> [Instruction]:
Starting at the line that contains "Convert this screenshot", transcribe every remaining line of the entries exactly, including the last one.

Rows from a dataset
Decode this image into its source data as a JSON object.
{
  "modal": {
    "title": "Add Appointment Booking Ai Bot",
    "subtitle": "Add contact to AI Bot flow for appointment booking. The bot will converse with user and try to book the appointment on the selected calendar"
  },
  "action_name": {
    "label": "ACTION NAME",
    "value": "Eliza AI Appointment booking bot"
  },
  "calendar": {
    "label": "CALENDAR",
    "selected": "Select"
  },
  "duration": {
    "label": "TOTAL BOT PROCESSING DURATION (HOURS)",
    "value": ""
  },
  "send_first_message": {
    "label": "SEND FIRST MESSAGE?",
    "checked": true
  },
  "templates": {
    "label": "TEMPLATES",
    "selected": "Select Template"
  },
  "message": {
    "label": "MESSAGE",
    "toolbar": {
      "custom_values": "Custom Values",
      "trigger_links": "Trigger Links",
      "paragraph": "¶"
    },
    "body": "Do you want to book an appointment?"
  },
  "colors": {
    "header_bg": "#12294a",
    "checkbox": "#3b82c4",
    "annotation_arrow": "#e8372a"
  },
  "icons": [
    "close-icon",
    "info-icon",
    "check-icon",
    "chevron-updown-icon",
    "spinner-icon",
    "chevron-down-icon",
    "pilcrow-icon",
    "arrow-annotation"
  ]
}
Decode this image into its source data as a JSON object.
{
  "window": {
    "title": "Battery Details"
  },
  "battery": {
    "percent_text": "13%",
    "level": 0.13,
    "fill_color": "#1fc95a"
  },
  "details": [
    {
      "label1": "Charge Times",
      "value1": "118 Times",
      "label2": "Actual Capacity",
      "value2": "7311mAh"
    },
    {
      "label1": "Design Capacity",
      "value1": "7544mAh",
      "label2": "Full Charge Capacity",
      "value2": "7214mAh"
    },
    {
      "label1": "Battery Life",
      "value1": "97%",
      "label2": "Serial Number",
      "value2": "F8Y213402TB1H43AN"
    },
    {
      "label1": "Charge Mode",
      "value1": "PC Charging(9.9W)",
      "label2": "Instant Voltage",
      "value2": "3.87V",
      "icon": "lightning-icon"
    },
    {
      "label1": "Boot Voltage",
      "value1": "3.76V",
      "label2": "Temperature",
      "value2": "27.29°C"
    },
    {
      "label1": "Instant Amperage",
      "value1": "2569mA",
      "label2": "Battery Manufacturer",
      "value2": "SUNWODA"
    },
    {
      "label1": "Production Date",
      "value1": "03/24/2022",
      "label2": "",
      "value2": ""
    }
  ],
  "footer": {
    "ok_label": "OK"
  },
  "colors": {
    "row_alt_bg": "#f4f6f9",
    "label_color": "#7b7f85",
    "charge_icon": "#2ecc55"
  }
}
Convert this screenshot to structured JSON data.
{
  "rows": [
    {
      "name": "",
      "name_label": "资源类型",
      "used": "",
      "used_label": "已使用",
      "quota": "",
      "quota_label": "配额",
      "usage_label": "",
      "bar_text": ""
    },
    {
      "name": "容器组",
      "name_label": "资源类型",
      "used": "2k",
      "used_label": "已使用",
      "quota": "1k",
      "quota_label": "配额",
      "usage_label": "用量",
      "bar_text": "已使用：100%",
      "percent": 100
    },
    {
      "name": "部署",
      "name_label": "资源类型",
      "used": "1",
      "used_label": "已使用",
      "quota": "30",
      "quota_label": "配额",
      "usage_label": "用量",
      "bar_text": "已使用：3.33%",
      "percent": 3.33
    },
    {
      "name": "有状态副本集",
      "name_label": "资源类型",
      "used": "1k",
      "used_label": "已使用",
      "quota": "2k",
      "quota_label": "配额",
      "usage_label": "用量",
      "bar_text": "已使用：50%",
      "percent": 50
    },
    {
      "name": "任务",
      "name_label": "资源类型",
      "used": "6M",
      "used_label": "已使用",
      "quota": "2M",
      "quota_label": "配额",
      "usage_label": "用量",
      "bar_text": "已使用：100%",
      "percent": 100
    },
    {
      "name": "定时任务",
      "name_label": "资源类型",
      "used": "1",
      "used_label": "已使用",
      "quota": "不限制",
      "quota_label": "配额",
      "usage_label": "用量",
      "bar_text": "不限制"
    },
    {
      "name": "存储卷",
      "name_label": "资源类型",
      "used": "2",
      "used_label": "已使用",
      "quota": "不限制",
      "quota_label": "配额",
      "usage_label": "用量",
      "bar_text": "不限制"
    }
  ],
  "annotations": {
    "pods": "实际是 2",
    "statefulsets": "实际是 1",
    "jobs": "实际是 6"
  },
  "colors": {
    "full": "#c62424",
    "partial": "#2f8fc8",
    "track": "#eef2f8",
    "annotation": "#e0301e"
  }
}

> [Task result]:
Convert this screenshot to structured JSON data.
{
  "rows": [
    {
      "name": "",
      "name_label": "资源类型",
      "used": "",
      "used_label": "已使用",
      "quota": "",
      "quota_label": "配额",
      "usage_label": "",
      "bar_text": ""
    },
    {
      "name": "容器组",
      "name_label": "资源类型",
      "used": "2k",
      "used_label": "已使用",
      "quota": "1k",
      "quota_label": "配额",
      "usage_label": "用量",
      "bar_text": "已使用：100%",
      "percent": 100
    },
    {
      "name": "部署",
      "name_label": "资源类型",
      "used": "1",
      "used_label": "已使用",
      "quota": "30",
      "quota_label": "配额",
      "usage_label": "用量",
      "bar_text": "已使用：3.33%",
      "percent": 3.33
    },
    {
      "name": "有状态副本集",
      "name_label": "资源类型",
      "used": "1k",
      "used_label": "已使用",
      "quota": "2k",
      "quota_label": "配额",
      "usage_label": "用量",
      "bar_text": "已使用：50%",
      "percent": 50
    },
    {
      "name": "任务",
      "name_label": "资源类型",
      "used": "6M",
      "used_label": "已使用",
      "quota": "2M",
      "quota_label": "配额",
      "usage_label": "用量",
      "bar_text": "已使用：100%",
      "percent": 100
    },
    {
      "name": "定时任务",
      "name_label": "资源类型",
      "used": "1",
      "used_label": "已使用",
      "quota": "不限制",
      "quota_label": "配额",
      "usage_label": "用量",
      "bar_text": "不限制"
    },
    {
      "name": "存储卷",
      "name_label": "资源类型",
      "used": "2",
      "used_label": "已使用",
      "quota": "不限制",
      "quota_label": "配额",
      "usage_label": "用量",
      "bar_text": "不限制"
    }
  ],
  "annotations": {
    "pods": "实际是 2",
    "statefulsets": "实际是 1",
    "jobs": "实际是 6"
  },
  "colors": {
    "full": "#c62424",
    "partial": "#2f8fc8",
    "track": "#eef2f8",
    "annotation": "#e0301e"
  }
}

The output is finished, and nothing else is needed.